(Lines of data)
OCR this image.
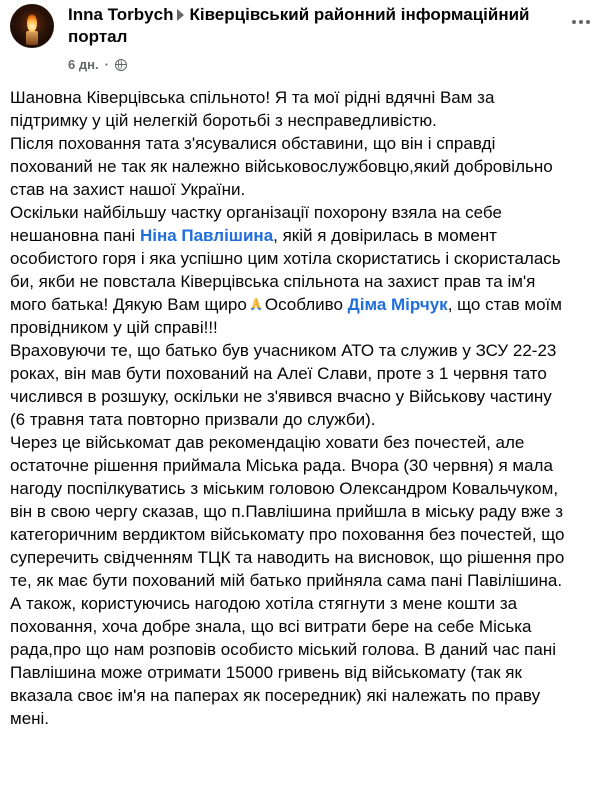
Inna Torbych Ківерцівський районний інформаційний портал
6 дн. ·

Шановна Ківерцівська спільното! Я та мої рідні вдячні Вам за підтримку у цій нелегкій боротьбі з несправедливістю.

Після поховання тата з'ясувалися обставини, що він і справді похований не так як належно військовослужбовцю,який добровільно став на захист нашої України.

Оскільки найбільшу частку організації похорону взяла на себе нешановна пані Ніна Павлішина, якій я довірилась в момент особистого горя і яка успішно цим хотіла скористатись і скористалась би, якби не повстала Ківерцівська спільнота на захист прав та ім'я мого батька! Дякую Вам щиро Особливо Діма Мірчук, що став моїм провідником у цій справі!!!

Враховуючи те, що батько був учасником АТО та служив у ЗСУ 22-23 роках, він мав бути похований на Алеї Слави, проте з 1 червня тато числився в розшуку, оскільки не з'явився вчасно у Військову частину (6 травня тата повторно призвали до служби).

Через це військомат дав рекомендацію ховати без почестей, але остаточне рішення приймала Міська рада. Вчора (30 червня) я мала нагоду поспілкуватись з міським головою Олександром Ковальчуком, він в свою чергу сказав, що п.Павлішина прийшла в міську раду вже з категоричним вердиктом військомату про поховання без почестей, що суперечить свідченням ТЦК та наводить на висновок, що рішення про те, як має бути похований мій батько прийняла сама пані Павілішина. А також, користуючись нагодою хотіла стягнути з мене кошти за поховання, хоча добре знала, що всі витрати бере на себе Міська рада,про що нам розповів особисто міський голова. В даний час пані Павлішина може отримати 15000 гривень від військомату (так як вказала своє ім'я на паперах як посередник) які належать по праву мені.
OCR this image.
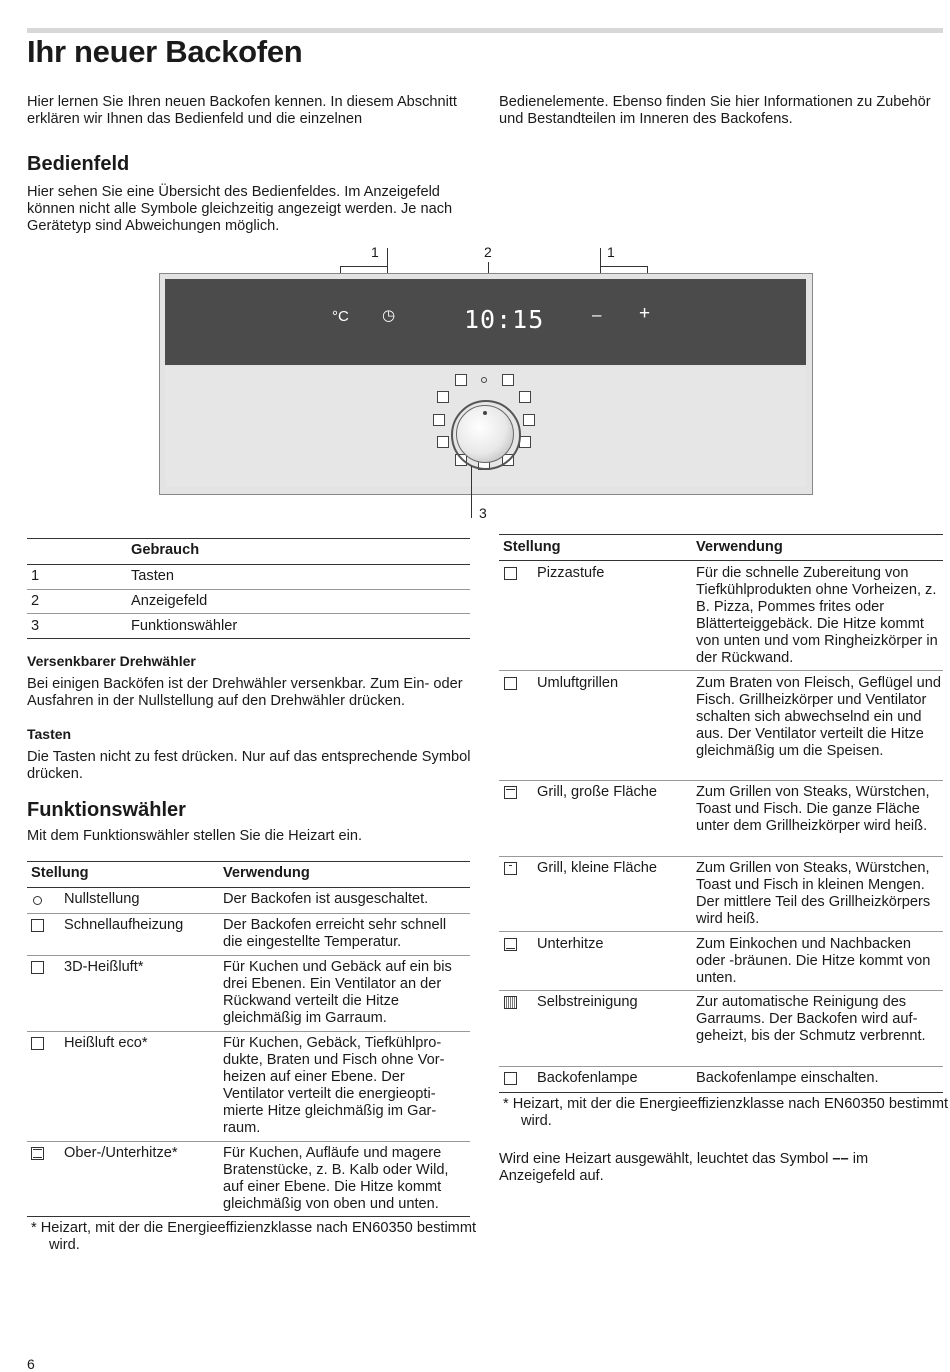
Ihr neuer Backofen

Hier lernen Sie Ihren neuen Backofen kennen. In diesem Abschnitt erklären wir Ihnen das Bedienfeld und die einzelnen

Bedienelemente. Ebenso finden Sie hier Informationen zu Zubehör und Bestandteilen im Inneren des Backofens.

Bedienfeld

Hier sehen Sie eine Übersicht des Bedienfeldes. Im Anzeigefeld können nicht alle Symbole gleichzeitig angezeigt werden. Je nach Gerätetyp sind Abweichungen möglich.

1	2	1
°C ◷	10:15	– +
3
Gebrauch
1	Tasten
2	Anzeigefeld
3	Funktionswähler
Versenkbarer Drehwähler

Bei einigen Backöfen ist der Drehwähler versenkbar. Zum Ein- oder Ausfahren in der Nullstellung auf den Drehwähler drücken.

Tasten

Die Tasten nicht zu fest drücken. Nur auf das entsprechende Symbol drücken.

Funktionswähler

Mit dem Funktionswähler stellen Sie die Heizart ein.

Stellung	Verwendung
Nullstellung	Der Backofen ist ausgeschaltet.
Schnellaufheizung	Der Backofen erreicht sehr schnell die eingestellte Temperatur.
3D-Heißluft*	Für Kuchen und Gebäck auf ein bis drei Ebenen. Ein Ventilator an der Rückwand verteilt die Hitze gleichmäßig im Garraum.
Heißluft eco*	Für Kuchen, Gebäck, Tiefkühlprodukte, Braten und Fisch ohne Vorheizen auf einer Ebene. Der Ventilator verteilt die energieoptimierte Hitze gleichmäßig im Garraum.
Ober-/Unterhitze*	Für Kuchen, Aufläufe und magere Bratenstücke, z. B. Kalb oder Wild, auf einer Ebene. Die Hitze kommt gleichmäßig von oben und unten.
* Heizart, mit der die Energieeffizienzklasse nach EN60350 bestimmt wird.
Stellung	Verwendung
Pizzastufe	Für die schnelle Zubereitung von Tiefkühlprodukten ohne Vorheizen, z. B. Pizza, Pommes frites oder Blätterteiggebäck. Die Hitze kommt von unten und vom Ringheizkörper in der Rückwand.
Umluftgrillen	Zum Braten von Fleisch, Geflügel und Fisch. Grillheizkörper und Ventilator schalten sich abwechselnd ein und aus. Der Ventilator verteilt die Hitze gleichmäßig um die Speisen.
Grill, große Fläche	Zum Grillen von Steaks, Würstchen, Toast und Fisch. Die ganze Fläche unter dem Grillheizkörper wird heiß.
Grill, kleine Fläche	Zum Grillen von Steaks, Würstchen, Toast und Fisch in kleinen Mengen. Der mittlere Teil des Grillheizkörpers wird heiß.
Unterhitze	Zum Einkochen und Nachbacken oder -bräunen. Die Hitze kommt von unten.
Selbstreinigung	Zur automatische Reinigung des Garraums. Der Backofen wird aufgeheizt, bis der Schmutz verbrennt.
Backofenlampe	Backofenlampe einschalten.
* Heizart, mit der die Energieeffizienzklasse nach EN60350 bestimmt wird.

Wird eine Heizart ausgewählt, leuchtet das Symbol –– im Anzeigefeld auf.

6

Exercise requirements:
Without the pictures, repeat the listing above exactly.

Worked answer:
OCR this image.
Inna Torbych Ківерцівський районний інформаційний портал
6 дн. ·

Шановна Ківерцівська спільното! Я та мої рідні вдячні Вам за підтримку у цій нелегкій боротьбі з несправедливістю.

Після поховання тата з'ясувалися обставини, що він і справді похований не так як належно військовослужбовцю,який добровільно став на захист нашої України.

Оскільки найбільшу частку організації похорону взяла на себе нешановна пані Ніна Павлішина, якій я довірилась в момент особистого горя і яка успішно цим хотіла скористатись і скористалась би, якби не повстала Ківерцівська спільнота на захист прав та ім'я мого батька! Дякую Вам щиро Особливо Діма Мірчук, що став моїм провідником у цій справі!!!

Враховуючи те, що батько був учасником АТО та служив у ЗСУ 22-23 роках, він мав бути похований на Алеї Слави, проте з 1 червня тато числився в розшуку, оскільки не з'явився вчасно у Військову частину (6 травня тата повторно призвали до служби).

Через це військомат дав рекомендацію ховати без почестей, але остаточне рішення приймала Міська рада. Вчора (30 червня) я мала нагоду поспілкуватись з міським головою Олександром Ковальчуком, він в свою чергу сказав, що п.Павлішина прийшла в міську раду вже з категоричним вердиктом військомату про поховання без почестей, що суперечить свідченням ТЦК та наводить на висновок, що рішення про те, як має бути похований мій батько прийняла сама пані Павілішина. А також, користуючись нагодою хотіла стягнути з мене кошти за поховання, хоча добре знала, що всі витрати бере на себе Міська рада,про що нам розповів особисто міський голова. В даний час пані Павлішина може отримати 15000 гривень від військомату (так як вказала своє ім'я на паперах як посередник) які належать по праву мені.
OCR this image.
Ihr neuer Backofen

Hier lernen Sie Ihren neuen Backofen kennen. In diesem Abschnitt erklären wir Ihnen das Bedienfeld und die einzelnen

Bedienelemente. Ebenso finden Sie hier Informationen zu Zubehör und Bestandteilen im Inneren des Backofens.

Bedienfeld

Hier sehen Sie eine Übersicht des Bedienfeldes. Im Anzeigefeld können nicht alle Symbole gleichzeitig angezeigt werden. Je nach Gerätetyp sind Abweichungen möglich.

1	2	1
°C ◷	10:15	– +
3
Gebrauch
1	Tasten
2	Anzeigefeld
3	Funktionswähler
Versenkbarer Drehwähler

Bei einigen Backöfen ist der Drehwähler versenkbar. Zum Ein- oder Ausfahren in der Nullstellung auf den Drehwähler drücken.

Tasten

Die Tasten nicht zu fest drücken. Nur auf das entsprechende Symbol drücken.

Funktionswähler

Mit dem Funktionswähler stellen Sie die Heizart ein.

Stellung	Verwendung
Nullstellung	Der Backofen ist ausgeschaltet.
Schnellaufheizung	Der Backofen erreicht sehr schnell die eingestellte Temperatur.
3D-Heißluft*	Für Kuchen und Gebäck auf ein bis drei Ebenen. Ein Ventilator an der Rückwand verteilt die Hitze gleichmäßig im Garraum.
Heißluft eco*	Für Kuchen, Gebäck, Tiefkühlprodukte, Braten und Fisch ohne Vorheizen auf einer Ebene. Der Ventilator verteilt die energieoptimierte Hitze gleichmäßig im Garraum.
Ober-/Unterhitze*	Für Kuchen, Aufläufe und magere Bratenstücke, z. B. Kalb oder Wild, auf einer Ebene. Die Hitze kommt gleichmäßig von oben und unten.
* Heizart, mit der die Energieeffizienzklasse nach EN60350 bestimmt wird.
Stellung	Verwendung
Pizzastufe	Für die schnelle Zubereitung von Tiefkühlprodukten ohne Vorheizen, z. B. Pizza, Pommes frites oder Blätterteiggebäck. Die Hitze kommt von unten und vom Ringheizkörper in der Rückwand.
Umluftgrillen	Zum Braten von Fleisch, Geflügel und Fisch. Grillheizkörper und Ventilator schalten sich abwechselnd ein und aus. Der Ventilator verteilt die Hitze gleichmäßig um die Speisen.
Grill, große Fläche	Zum Grillen von Steaks, Würstchen, Toast und Fisch. Die ganze Fläche unter dem Grillheizkörper wird heiß.
Grill, kleine Fläche	Zum Grillen von Steaks, Würstchen, Toast und Fisch in kleinen Mengen. Der mittlere Teil des Grillheizkörpers wird heiß.
Unterhitze	Zum Einkochen und Nachbacken oder -bräunen. Die Hitze kommt von unten.
Selbstreinigung	Zur automatische Reinigung des Garraums. Der Backofen wird aufgeheizt, bis der Schmutz verbrennt.
Backofenlampe	Backofenlampe einschalten.
* Heizart, mit der die Energieeffizienzklasse nach EN60350 bestimmt wird.

Wird eine Heizart ausgewählt, leuchtet das Symbol –– im Anzeigefeld auf.

6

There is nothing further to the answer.